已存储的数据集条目

━━━

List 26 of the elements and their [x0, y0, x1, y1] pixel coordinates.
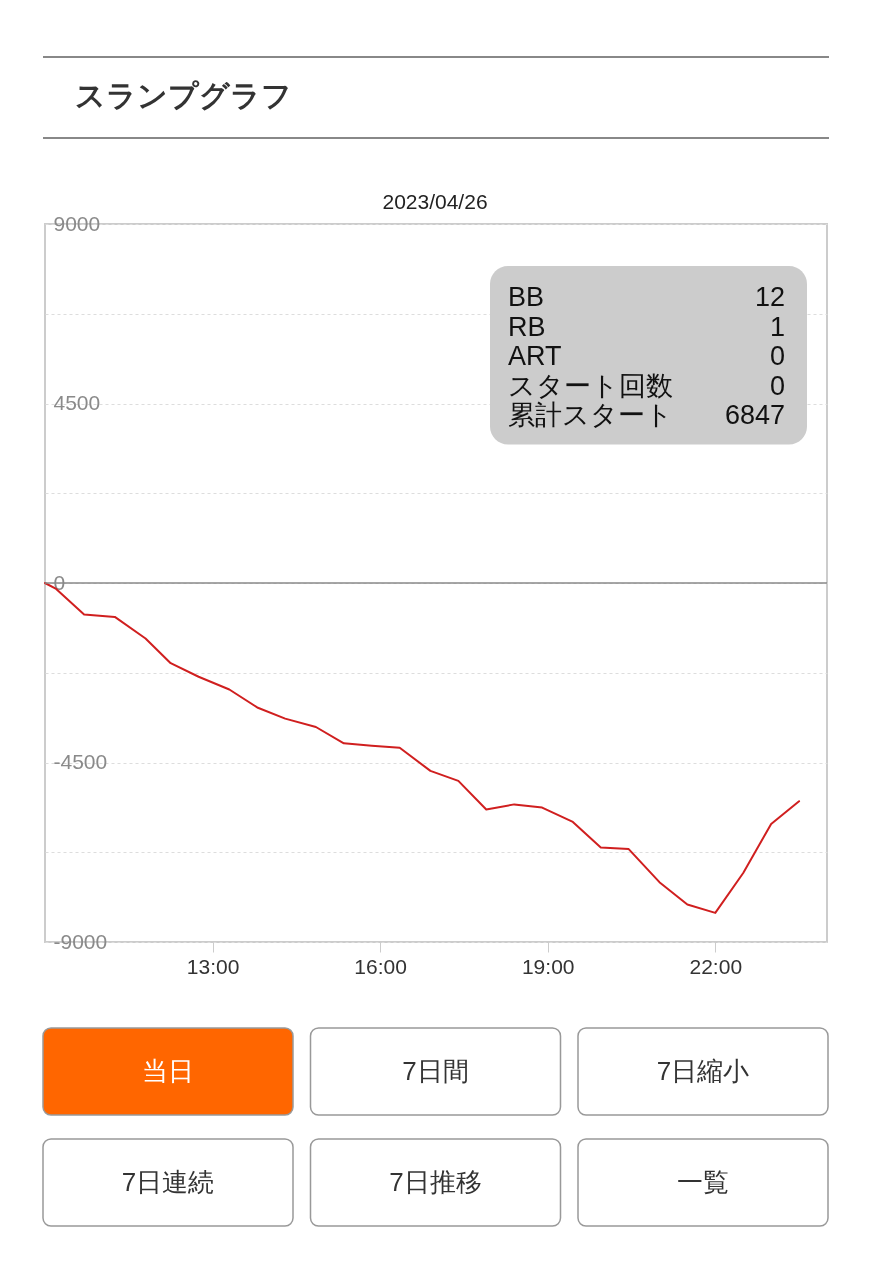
annotation: 1 [769, 311, 785, 342]
annotation: 6847 [724, 400, 785, 430]
text: 7日連続 [121, 1167, 215, 1197]
annotation: RB [508, 311, 546, 342]
chart-subtitle: 2023/04/26 [382, 190, 488, 213]
x-tick-label: 16:00 [354, 954, 407, 978]
text: 一覧 [677, 1167, 729, 1197]
chart-title: スランプグラフ [75, 79, 292, 112]
y-tick-label: -4500 [53, 750, 108, 773]
x-tick-label: 13:00 [186, 954, 240, 978]
text: 7日推移 [389, 1167, 482, 1197]
text: 7日縮小 [656, 1056, 750, 1086]
annotation: 0 [769, 341, 785, 371]
x-tick-label: 19:00 [521, 954, 575, 978]
x-tick-label: 22:00 [689, 954, 743, 978]
annotation: スタート回数 [508, 370, 673, 401]
y-tick-label: -9000 [53, 929, 108, 953]
annotation: 0 [769, 370, 785, 401]
text: 7日間 [402, 1056, 469, 1086]
annotation: 12 [754, 282, 785, 312]
annotation: 累計スタート [508, 400, 673, 430]
annotation: BB [508, 282, 545, 312]
y-tick-label: 4500 [53, 391, 101, 414]
annotation: ART [508, 341, 562, 371]
y-tick-label: 9000 [53, 211, 101, 235]
text: 当日 [142, 1056, 194, 1086]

━━━

__给定题目__
请把上面所有条目中的“スランプグラフ”改为“差枚グラフ”，其余内容原样重新写出，答案中不要包含图片。

__练习解答__
List 26 of the elements and their [x0, y0, x1, y1] pixel coordinates.
annotation: 1 [769, 311, 785, 342]
annotation: 6847 [724, 400, 785, 430]
text: 7日連続 [121, 1167, 215, 1197]
annotation: RB [508, 311, 546, 342]
chart-subtitle: 2023/04/26 [382, 190, 488, 213]
x-tick-label: 16:00 [354, 954, 407, 978]
text: 一覧 [677, 1167, 729, 1197]
chart-title: 差枚グラフ [75, 79, 292, 112]
y-tick-label: -4500 [53, 750, 108, 773]
x-tick-label: 13:00 [186, 954, 240, 978]
text: 7日推移 [389, 1167, 482, 1197]
text: 7日縮小 [656, 1056, 750, 1086]
annotation: 0 [769, 341, 785, 371]
x-tick-label: 19:00 [521, 954, 575, 978]
x-tick-label: 22:00 [689, 954, 743, 978]
annotation: スタート回数 [508, 370, 673, 401]
y-tick-label: -9000 [53, 929, 108, 953]
annotation: 0 [769, 370, 785, 401]
text: 7日間 [402, 1056, 469, 1086]
annotation: 12 [754, 282, 785, 312]
annotation: 累計スタート [508, 400, 673, 430]
annotation: BB [508, 282, 545, 312]
y-tick-label: 4500 [53, 391, 101, 414]
annotation: ART [508, 341, 562, 371]
y-tick-label: 9000 [53, 211, 101, 235]
text: 当日 [142, 1056, 194, 1086]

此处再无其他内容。